Structured figure records:
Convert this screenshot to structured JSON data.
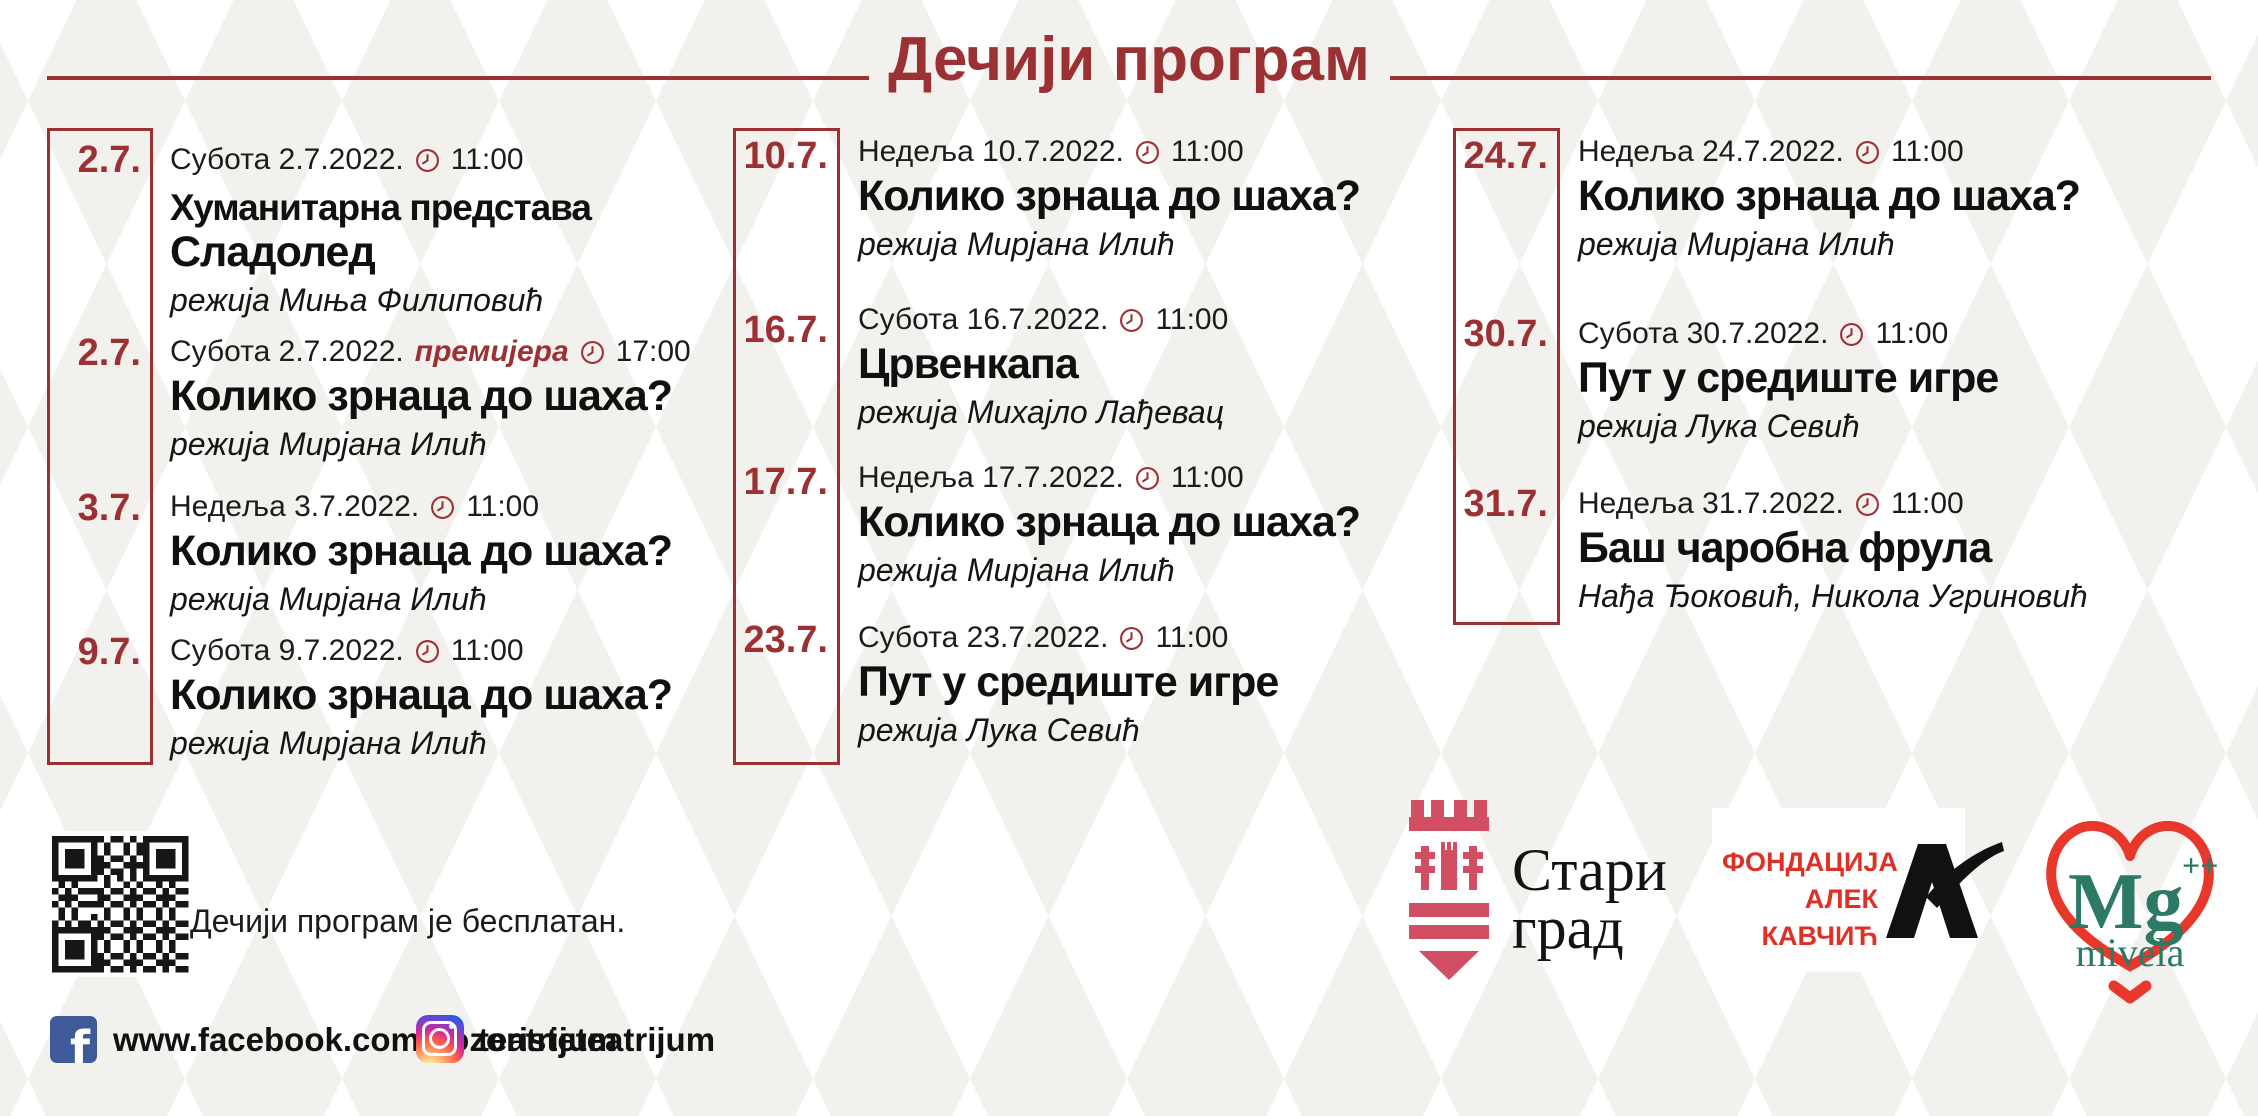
{
  "header": {
    "title": "Дечији програм",
    "accent_color": "#9c3134"
  },
  "columns": [
    {
      "events": [
        {
          "date": "2.7.",
          "day_line": "Субота 2.7.2022.",
          "time": "11:00",
          "title_lines": [
            "Хуманитарна представа",
            "Сладолед"
          ],
          "subtitle": "режија Миња Филиповић"
        },
        {
          "date": "2.7.",
          "day_line": "Субота 2.7.2022.",
          "premiere": "премијера",
          "time": "17:00",
          "title_lines": [
            "Колико зрнаца до шаха?"
          ],
          "subtitle": "режија Мирјана Илић"
        },
        {
          "date": "3.7.",
          "day_line": "Недеља 3.7.2022.",
          "time": "11:00",
          "title_lines": [
            "Колико зрнаца до шаха?"
          ],
          "subtitle": "режија Мирјана Илић"
        },
        {
          "date": "9.7.",
          "day_line": "Субота 9.7.2022.",
          "time": "11:00",
          "title_lines": [
            "Колико зрнаца до шаха?"
          ],
          "subtitle": "режија Мирјана Илић"
        }
      ]
    },
    {
      "events": [
        {
          "date": "10.7.",
          "day_line": "Недеља 10.7.2022.",
          "time": "11:00",
          "title_lines": [
            "Колико зрнаца до шаха?"
          ],
          "subtitle": "режија Мирјана Илић"
        },
        {
          "date": "16.7.",
          "day_line": "Субота 16.7.2022.",
          "time": "11:00",
          "title_lines": [
            "Црвенкапа"
          ],
          "subtitle": "режија Михајло Лађевац"
        },
        {
          "date": "17.7.",
          "day_line": "Недеља 17.7.2022.",
          "time": "11:00",
          "title_lines": [
            "Колико зрнаца до шаха?"
          ],
          "subtitle": "режија Мирјана Илић"
        },
        {
          "date": "23.7.",
          "day_line": "Субота 23.7.2022.",
          "time": "11:00",
          "title_lines": [
            "Пут у средиште игре"
          ],
          "subtitle": "режија Лука Севић"
        }
      ]
    },
    {
      "events": [
        {
          "date": "24.7.",
          "day_line": "Недеља 24.7.2022.",
          "time": "11:00",
          "title_lines": [
            "Колико зрнаца до шаха?"
          ],
          "subtitle": "режија Мирјана Илић"
        },
        {
          "date": "30.7.",
          "day_line": "Субота 30.7.2022.",
          "time": "11:00",
          "title_lines": [
            "Пут у средиште игре"
          ],
          "subtitle": "режија Лука Севић"
        },
        {
          "date": "31.7.",
          "day_line": "Недеља 31.7.2022.",
          "time": "11:00",
          "title_lines": [
            "Баш чаробна фрула"
          ],
          "subtitle": "Нађа Ђоковић, Никола Угриновић"
        }
      ]
    }
  ],
  "footer": {
    "free_note": "Дечији програм је бесплатан.",
    "facebook_url": "www.facebook.com/pozoristeteatrijum",
    "instagram_handle": "teatrijum"
  },
  "partners": {
    "stari_grad": {
      "line1": "Стари",
      "line2": "град",
      "emblem_color": "#d24f63"
    },
    "fondacija": {
      "line1": "ФОНДАЦИЈА",
      "line2": "АЛЕК",
      "line3": "КАВЧИЋ",
      "color": "#e03026"
    },
    "mivela": {
      "mg": "Mg",
      "plusses": "++",
      "name": "mivela",
      "green": "#2c7a66",
      "red": "#e8372b"
    }
  },
  "icons": {
    "clock": "clock-icon",
    "qr": "qr-code",
    "facebook": "facebook-icon",
    "instagram": "instagram-icon"
  }
}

TO DO: Set the pictures aside and transcribe the data above exactly.

EXPECTED ANSWER:
Convert this screenshot to structured JSON data.
{
  "header": {
    "title": "Дечији програм",
    "accent_color": "#9c3134"
  },
  "columns": [
    {
      "events": [
        {
          "date": "2.7.",
          "day_line": "Субота 2.7.2022.",
          "time": "11:00",
          "title_lines": [
            "Хуманитарна представа",
            "Сладолед"
          ],
          "subtitle": "режија Миња Филиповић"
        },
        {
          "date": "2.7.",
          "day_line": "Субота 2.7.2022.",
          "premiere": "премијера",
          "time": "17:00",
          "title_lines": [
            "Колико зрнаца до шаха?"
          ],
          "subtitle": "режија Мирјана Илић"
        },
        {
          "date": "3.7.",
          "day_line": "Недеља 3.7.2022.",
          "time": "11:00",
          "title_lines": [
            "Колико зрнаца до шаха?"
          ],
          "subtitle": "режија Мирјана Илић"
        },
        {
          "date": "9.7.",
          "day_line": "Субота 9.7.2022.",
          "time": "11:00",
          "title_lines": [
            "Колико зрнаца до шаха?"
          ],
          "subtitle": "режија Мирјана Илић"
        }
      ]
    },
    {
      "events": [
        {
          "date": "10.7.",
          "day_line": "Недеља 10.7.2022.",
          "time": "11:00",
          "title_lines": [
            "Колико зрнаца до шаха?"
          ],
          "subtitle": "режија Мирјана Илић"
        },
        {
          "date": "16.7.",
          "day_line": "Субота 16.7.2022.",
          "time": "11:00",
          "title_lines": [
            "Црвенкапа"
          ],
          "subtitle": "режија Михајло Лађевац"
        },
        {
          "date": "17.7.",
          "day_line": "Недеља 17.7.2022.",
          "time": "11:00",
          "title_lines": [
            "Колико зрнаца до шаха?"
          ],
          "subtitle": "режија Мирјана Илић"
        },
        {
          "date": "23.7.",
          "day_line": "Субота 23.7.2022.",
          "time": "11:00",
          "title_lines": [
            "Пут у средиште игре"
          ],
          "subtitle": "режија Лука Севић"
        }
      ]
    },
    {
      "events": [
        {
          "date": "24.7.",
          "day_line": "Недеља 24.7.2022.",
          "time": "11:00",
          "title_lines": [
            "Колико зрнаца до шаха?"
          ],
          "subtitle": "режија Мирјана Илић"
        },
        {
          "date": "30.7.",
          "day_line": "Субота 30.7.2022.",
          "time": "11:00",
          "title_lines": [
            "Пут у средиште игре"
          ],
          "subtitle": "режија Лука Севић"
        },
        {
          "date": "31.7.",
          "day_line": "Недеља 31.7.2022.",
          "time": "11:00",
          "title_lines": [
            "Баш чаробна фрула"
          ],
          "subtitle": "Нађа Ђоковић, Никола Угриновић"
        }
      ]
    }
  ],
  "footer": {
    "free_note": "Дечији програм је бесплатан.",
    "facebook_url": "www.facebook.com/pozoristeteatrijum",
    "instagram_handle": "teatrijum"
  },
  "partners": {
    "stari_grad": {
      "line1": "Стари",
      "line2": "град",
      "emblem_color": "#d24f63"
    },
    "fondacija": {
      "line1": "ФОНДАЦИЈА",
      "line2": "АЛЕК",
      "line3": "КАВЧИЋ",
      "color": "#e03026"
    },
    "mivela": {
      "mg": "Mg",
      "plusses": "++",
      "name": "mivela",
      "green": "#2c7a66",
      "red": "#e8372b"
    }
  },
  "icons": {
    "clock": "clock-icon",
    "qr": "qr-code",
    "facebook": "facebook-icon",
    "instagram": "instagram-icon"
  }
}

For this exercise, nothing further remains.